- Information given
|---|

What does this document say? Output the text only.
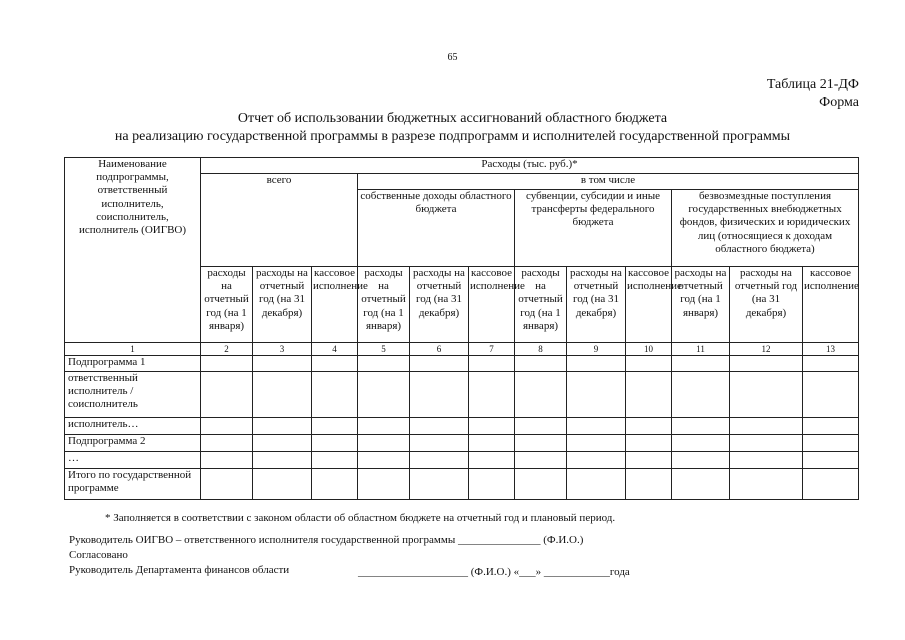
65
Таблица 21-ДФ
Форма
Отчет об использовании бюджетных ассигнований областного бюджета
на реализацию государственной программы в разрезе подпрограмм и исполнителей государственной программы
Наименование подпрограммы, ответственный исполнитель, соисполнитель, исполнитель (ОИГВО)	Расходы (тыс. руб.)*											
	всего			в том числе								
				собственные доходы областного бюджета			субвенции, субсидии и иные трансферты федерального бюджета			безвозмездные поступления государственных внебюджетных фондов, физических и юридических лиц (относящиеся к доходам областного бюджета)		
	расходы на отчетный год (на 1 января)	расходы на отчетный год (на 31 декабря)	кассовое исполнение	расходы на отчетный год (на 1 января)	расходы на отчетный год (на 31 декабря)	кассовое исполнение	расходы на отчетный год (на 1 января)	расходы на отчетный год (на 31 декабря)	кассовое исполнение	расходы на отчетный год (на 1 января)	расходы на отчетный год (на 31 декабря)	кассовое исполнение
1	2	3	4	5	6	7	8	9	10	11	12	13
Подпрограмма 1												
ответственный исполнитель / соисполнитель												
исполнитель…												
Подпрограмма 2												
…												
Итого по государственной программе												
* Заполняется в соответствии с законом области об областном бюджете на отчетный год и плановый период.
Руководитель ОИГВО – ответственного исполнителя государственной программы _______________ (Ф.И.О.)
Согласовано
Руководитель Департамента финансов области	____________________ (Ф.И.О.) «___» ____________года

|---|

- Short problem
Omit the pictures and restate the rest of the records verbatim.

- Solved problem
What does this document say? Output the text only.
65
Таблица 21-ДФ
Форма
Отчет об использовании бюджетных ассигнований областного бюджета
на реализацию государственной программы в разрезе подпрограмм и исполнителей государственной программы
Наименование подпрограммы, ответственный исполнитель, соисполнитель, исполнитель (ОИГВО)	Расходы (тыс. руб.)*											
	всего			в том числе								
				собственные доходы областного бюджета			субвенции, субсидии и иные трансферты федерального бюджета			безвозмездные поступления государственных внебюджетных фондов, физических и юридических лиц (относящиеся к доходам областного бюджета)		
	расходы на отчетный год (на 1 января)	расходы на отчетный год (на 31 декабря)	кассовое исполнение	расходы на отчетный год (на 1 января)	расходы на отчетный год (на 31 декабря)	кассовое исполнение	расходы на отчетный год (на 1 января)	расходы на отчетный год (на 31 декабря)	кассовое исполнение	расходы на отчетный год (на 1 января)	расходы на отчетный год (на 31 декабря)	кассовое исполнение
1	2	3	4	5	6	7	8	9	10	11	12	13
Подпрограмма 1												
ответственный исполнитель / соисполнитель												
исполнитель…												
Подпрограмма 2												
…												
Итого по государственной программе												
* Заполняется в соответствии с законом области об областном бюджете на отчетный год и плановый период.
Руководитель ОИГВО – ответственного исполнителя государственной программы _______________ (Ф.И.О.)
Согласовано
Руководитель Департамента финансов области	____________________ (Ф.И.О.) «___» ____________года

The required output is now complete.